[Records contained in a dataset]
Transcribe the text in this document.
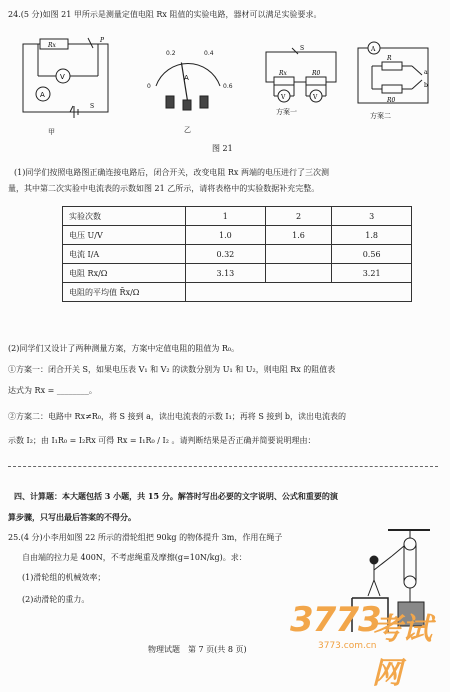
24.(5 分)如图 21 甲所示是测量定值电阻 Rx 阻值的实验电路，器材可以满足实验要求。
V
A
Rx
P
S
甲
0
0.2	0.4
0.6
A
乙
V	V
S
Rx	R0
方案一
A
R
R0
a
b
方案二
图 21
(1)同学们按照电路图正确连接电路后，闭合开关，改变电阻 Rx 两端的电压进行了三次测
量，其中第二次实验中电流表的示数如图 21 乙所示，请将表格中的实验数据补充完整。
实验次数	1	2	3
电压 U/V	1.0	1.6	1.8
电流 I/A	0.32		0.56
电阻 Rx/Ω	3.13		3.21
电阻的平均值 R̄x/Ω			
(2)同学们又设计了两种测量方案，方案中定值电阻的阻值为 R₀。
①方案一：闭合开关 S，如果电压表 V₁ 和 V₂ 的读数分别为 U₁ 和 U₂，则电阻 Rx 的阻值表
达式为 Rx = ________。
②方案二：电路中 Rx≠R₀，将 S 接到 a，读出电流表的示数 I₁；再将 S 接到 b，读出电流表的
示数 I₂；由 I₁R₀ = I₂Rx 可得 Rx = I₁R₀ / I₂ 。请判断结果是否正确并简要说明理由：
四、计算题：本大题包括 3 小题，共 15 分。解答时写出必要的文字说明、公式和重要的演
算步骤，只写出最后答案的不得分。
25.(4 分)小李用如图 22 所示的滑轮组把 90kg 的物体提升 3m，作用在绳子
自由端的拉力是 400N，不考虑绳重及摩擦(g=10N/kg)。求：
(1)滑轮组的机械效率；
(2)动滑轮的重力。
物理试题　第 7 页(共 8 页)
3773
考试网
3773.com.cn
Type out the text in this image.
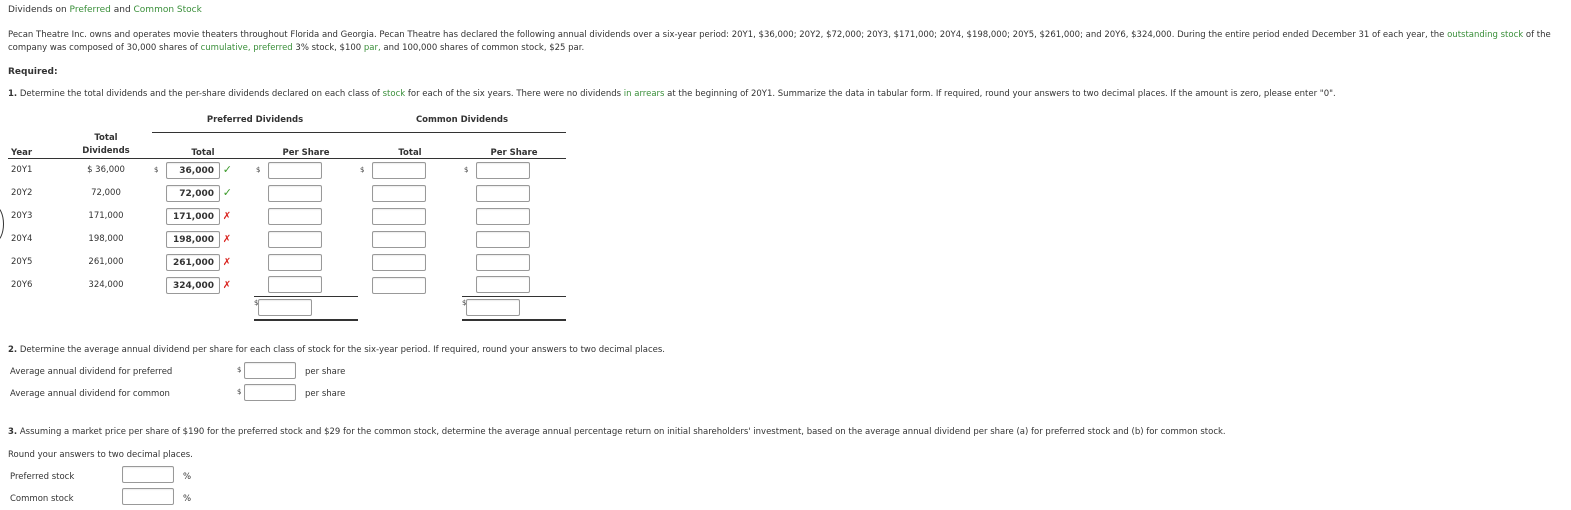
Dividends on Preferred and Common Stock
Pecan Theatre Inc. owns and operates movie theaters throughout Florida and Georgia. Pecan Theatre has declared the following annual dividends over a six-year period: 20Y1, $36,000; 20Y2, $72,000; 20Y3, $171,000; 20Y4, $198,000; 20Y5, $261,000; and 20Y6, $324,000. During the entire period ended December 31 of each year, the outstanding stock of the company was composed of 30,000 shares of cumulative, preferred 3% stock, $100 par, and 100,000 shares of common stock, $25 par.
Required:
1. Determine the total dividends and the per-share dividends declared on each class of stock for each of the six years. There were no dividends in arrears at the beginning of 20Y1. Summarize the data in tabular form. If required, round your answers to two decimal places. If the amount is zero, please enter "0".
		Preferred Dividends				Common Dividends			
Year	Total
Dividends	Total		Per Share		Total		Per Share	
20Y1	$ 36,000	$	36,000 ✓	$		$		$	
20Y2	72,000		72,000 ✓						
20Y3	171,000		171,000 ✗						
20Y4	198,000		198,000 ✗						
20Y5	261,000		261,000 ✗						
20Y6	324,000		324,000 ✗						
				$				$
2. Determine the average annual dividend per share for each class of stock for the six-year period. If required, round your answers to two decimal places.
Average annual dividend for preferred	$	per share
Average annual dividend for common	$	per share
3. Assuming a market price per share of $190 for the preferred stock and $29 for the common stock, determine the average annual percentage return on initial shareholders' investment, based on the average annual dividend per share (a) for preferred stock and (b) for common stock.
Round your answers to two decimal places.
Preferred stock	%
Common stock	%
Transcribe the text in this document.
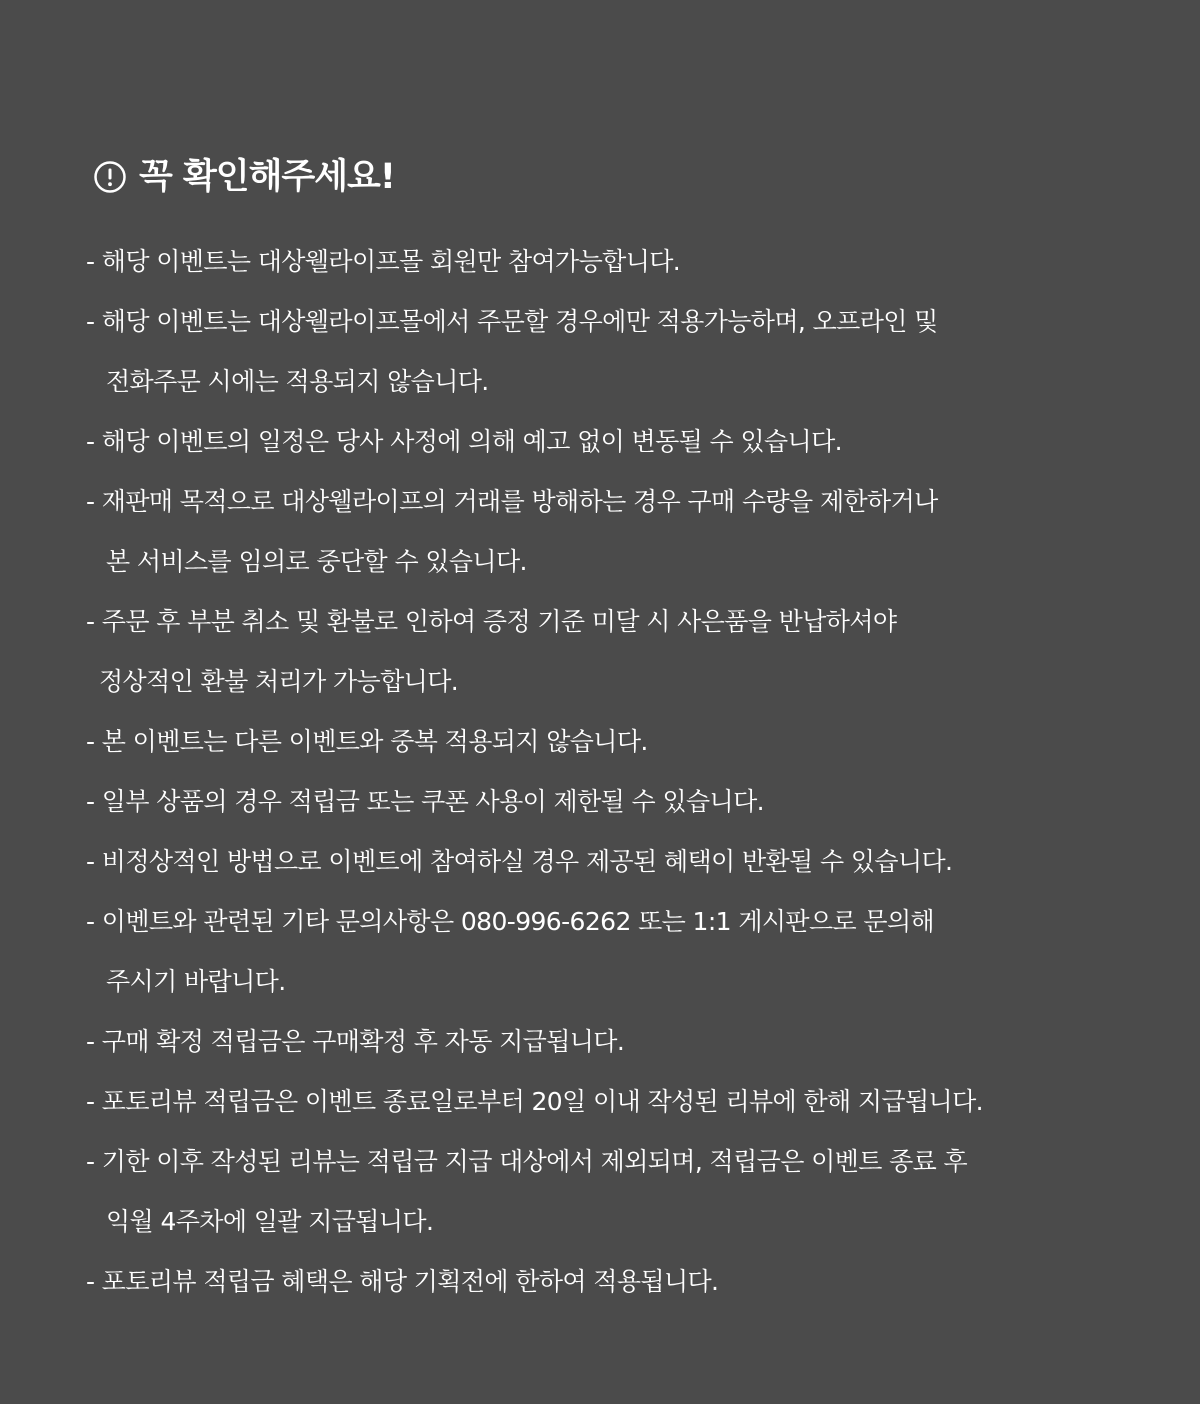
꼭 확인해주세요!
- 해당 이벤트는 대상웰라이프몰 회원만 참여가능합니다.
- 해당 이벤트는 대상웰라이프몰에서 주문할 경우에만 적용가능하며, 오프라인 및
전화주문 시에는 적용되지 않습니다.
- 해당 이벤트의 일정은 당사 사정에 의해 예고 없이 변동될 수 있습니다.
- 재판매 목적으로 대상웰라이프의 거래를 방해하는 경우 구매 수량을 제한하거나
본 서비스를 임의로 중단할 수 있습니다.
- 주문 후 부분 취소 및 환불로 인하여 증정 기준 미달 시 사은품을 반납하셔야
정상적인 환불 처리가 가능합니다.
- 본 이벤트는 다른 이벤트와 중복 적용되지 않습니다.
- 일부 상품의 경우 적립금 또는 쿠폰 사용이 제한될 수 있습니다.
- 비정상적인 방법으로 이벤트에 참여하실 경우 제공된 혜택이 반환될 수 있습니다.
- 이벤트와 관련된 기타 문의사항은 080-996-6262 또는 1:1 게시판으로 문의해
주시기 바랍니다.
- 구매 확정 적립금은 구매확정 후 자동 지급됩니다.
- 포토리뷰 적립금은 이벤트 종료일로부터 20일 이내 작성된 리뷰에 한해 지급됩니다.
- 기한 이후 작성된 리뷰는 적립금 지급 대상에서 제외되며, 적립금은 이벤트 종료 후
익월 4주차에 일괄 지급됩니다.
- 포토리뷰 적립금 혜택은 해당 기획전에 한하여 적용됩니다.
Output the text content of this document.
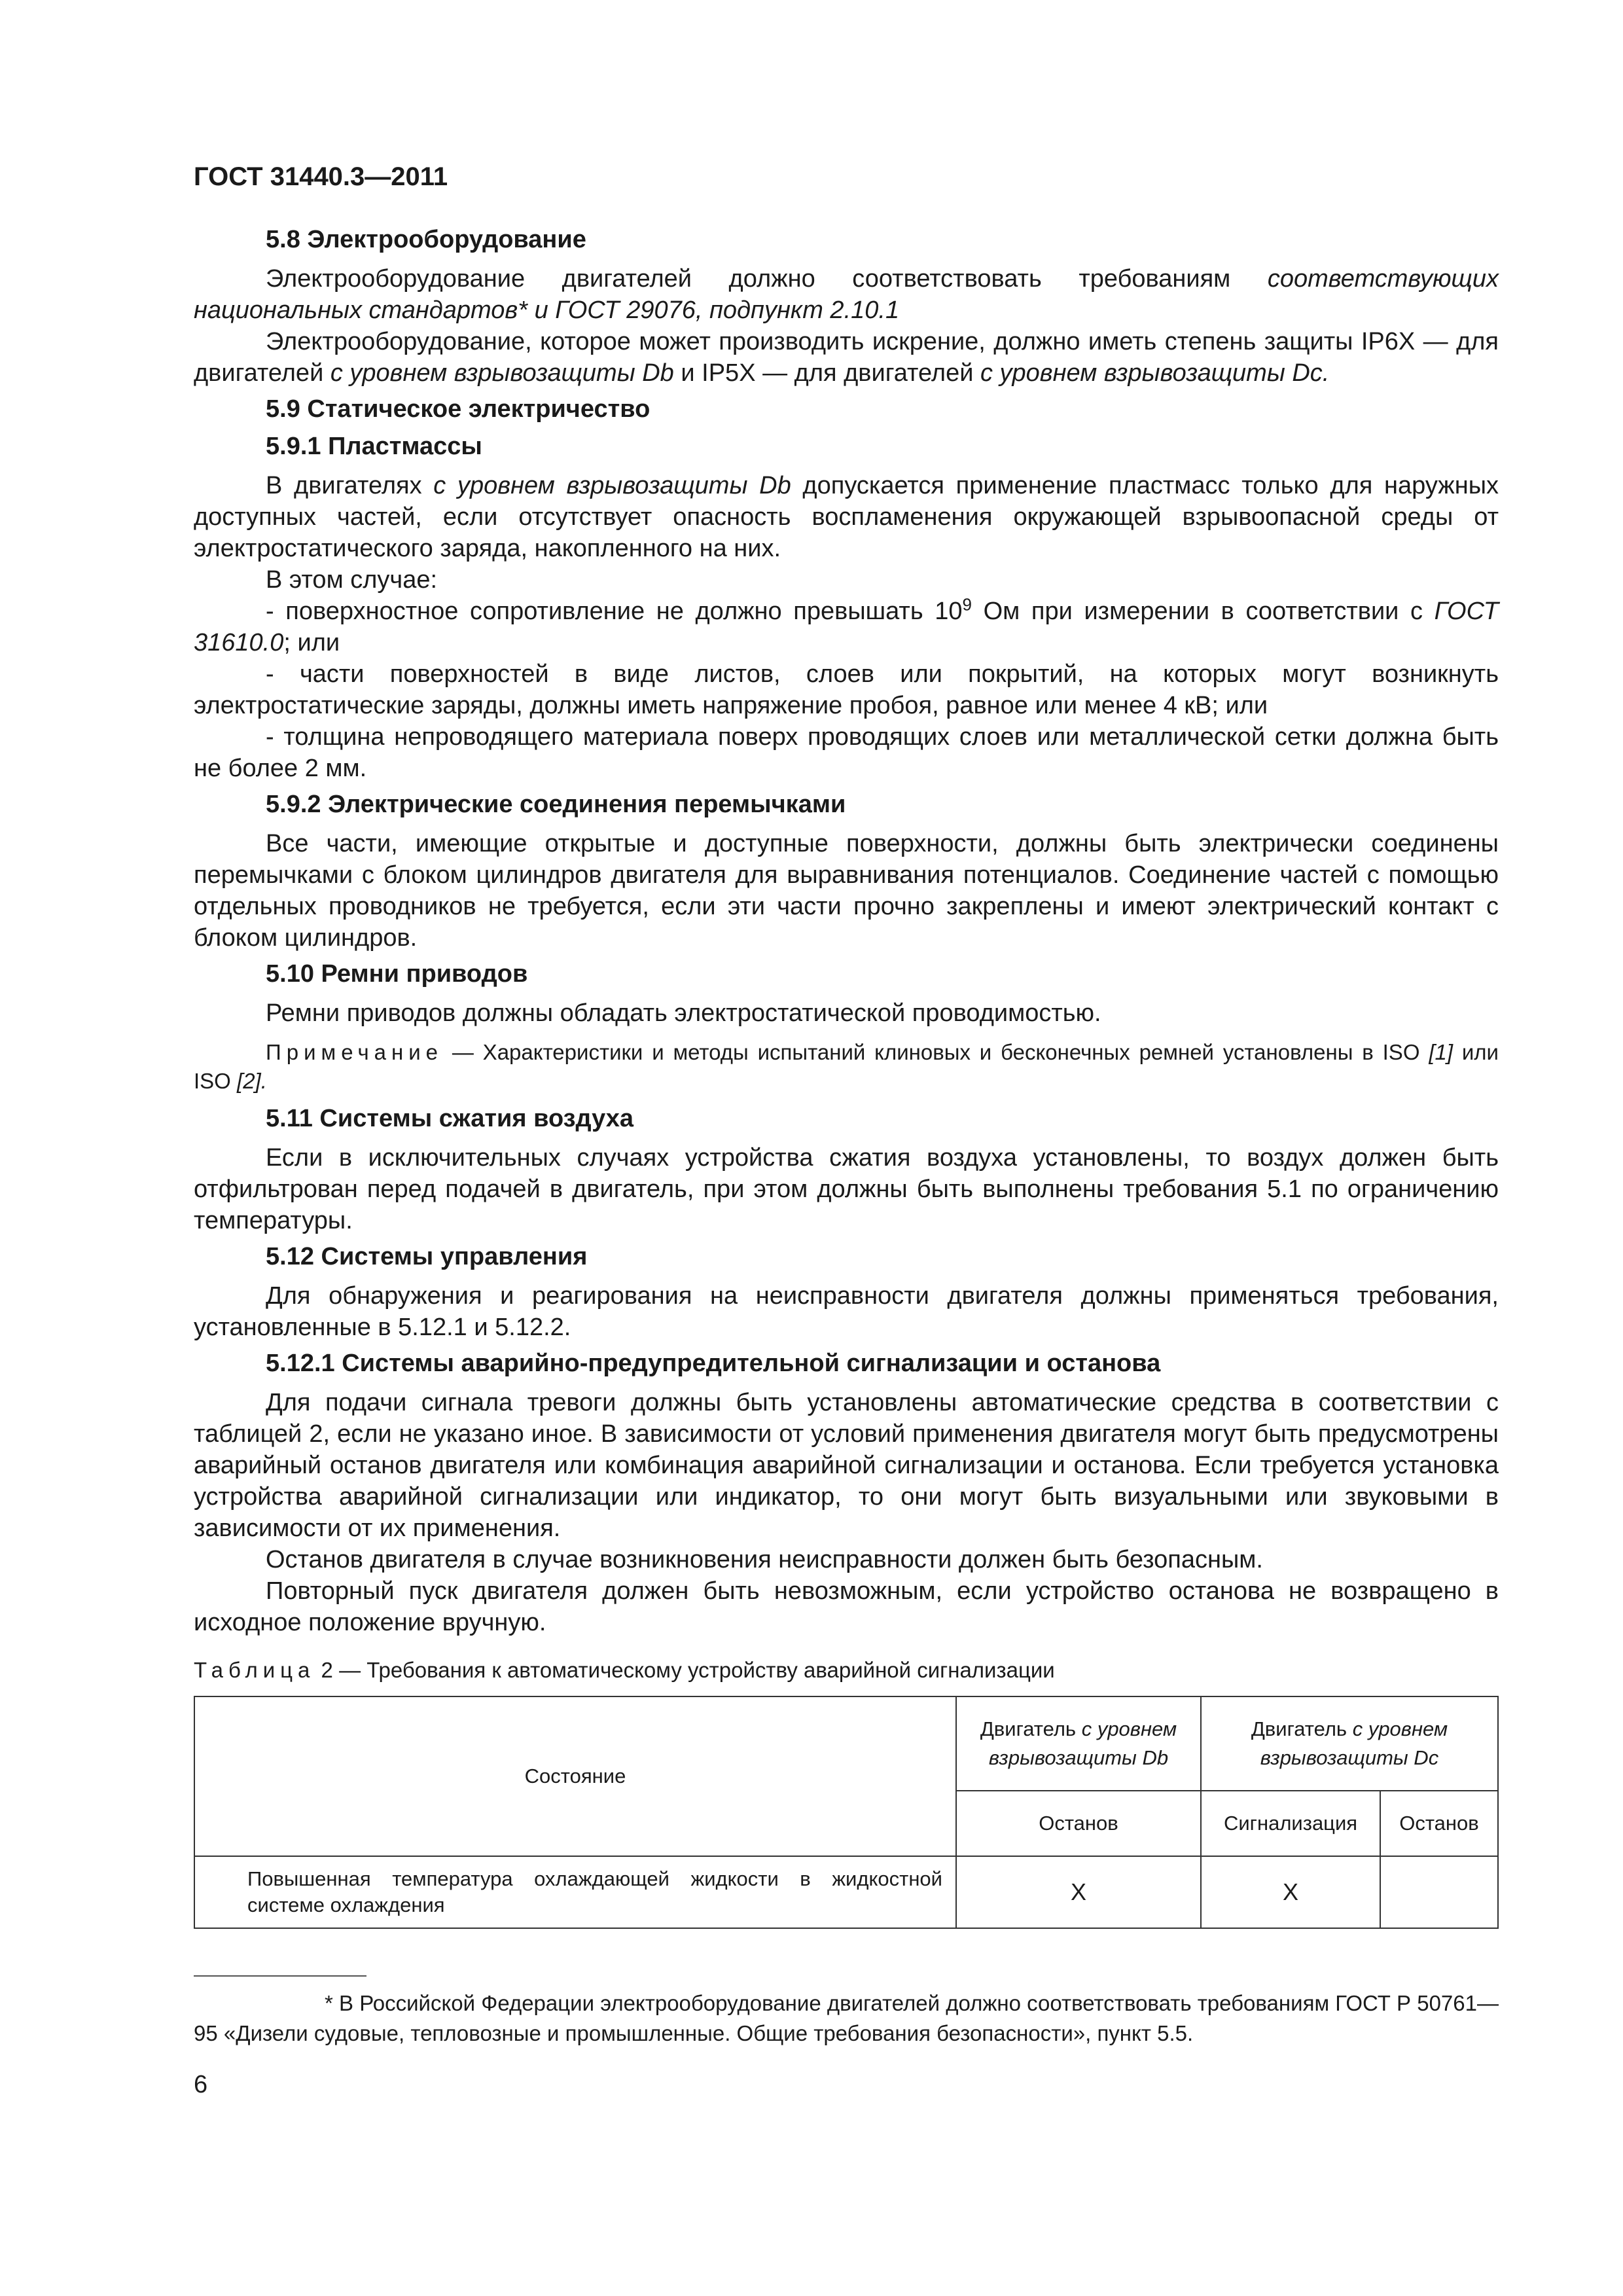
ГОСТ 31440.3—2011
5.8 Электрооборудование

Электрооборудование двигателей должно соответствовать требованиям соответствующих национальных стандартов* и ГОСТ 29076, подпункт 2.10.1

Электрооборудование, которое может производить искрение, должно иметь степень защиты IP6X — для двигателей с уровнем взрывозащиты Db и IP5X — для двигателей с уровнем взрывозащиты Dc.

5.9 Статическое электричество
5.9.1 Пластмассы

В двигателях с уровнем взрывозащиты Db допускается применение пластмасс только для наружных доступных частей, если отсутствует опасность воспламенения окружающей взрывоопасной среды от электростатического заряда, накопленного на них.

В этом случае:

- поверхностное сопротивление не должно превышать $10^9$ Ом при измерении в соответствии с ГОСТ 31610.0; или

- части поверхностей в виде листов, слоев или покрытий, на которых могут возникнуть электростатические заряды, должны иметь напряжение пробоя, равное или менее 4 кВ; или

- толщина непроводящего материала поверх проводящих слоев или металлической сетки должна быть не более 2 мм.

5.9.2 Электрические соединения перемычками

Все части, имеющие открытые и доступные поверхности, должны быть электрически соединены перемычками с блоком цилиндров двигателя для выравнивания потенциалов. Соединение частей с помощью отдельных проводников не требуется, если эти части прочно закреплены и имеют электрический контакт с блоком цилиндров.

5.10 Ремни приводов

Ремни приводов должны обладать электростатической проводимостью.

Примечание — Характеристики и методы испытаний клиновых и бесконечных ремней установлены в ISO [1] или ISO [2].

5.11 Системы сжатия воздуха

Если в исключительных случаях устройства сжатия воздуха установлены, то воздух должен быть отфильтрован перед подачей в двигатель, при этом должны быть выполнены требования 5.1 по ограничению температуры.

5.12 Системы управления

Для обнаружения и реагирования на неисправности двигателя должны применяться требования, установленные в 5.12.1 и 5.12.2.

5.12.1 Системы аварийно-предупредительной сигнализации и останова

Для подачи сигнала тревоги должны быть установлены автоматические средства в соответствии с таблицей 2, если не указано иное. В зависимости от условий применения двигателя могут быть предусмотрены аварийный останов двигателя или комбинация аварийной сигнализации и останова. Если требуется установка устройства аварийной сигнализации или индикатор, то они могут быть визуальными или звуковыми в зависимости от их применения.

Останов двигателя в случае возникновения неисправности должен быть безопасным.

Повторный пуск двигателя должен быть невозможным, если устройство останова не возвращено в исходное положение вручную.

Таблица 2 — Требования к автоматическому устройству аварийной сигнализации
Состояние	Двигатель с уровнем взрывозащиты Db	Двигатель с уровнем взрывозащиты Dc	
	Останов	Сигнализация	Останов
Повышенная температура охлаждающей жидкости в жидкостной системе охлаждения	X	X	
* В Российской Федерации электрооборудование двигателей должно соответствовать требованиям ГОСТ Р 50761—95 «Дизели судовые, тепловозные и промышленные. Общие требования безопасности», пункт 5.5.
6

- PROMPT -
Give only the number of lines in the material above where the string "Системы" appears.

- SOLUTION TO THIS TASK -
3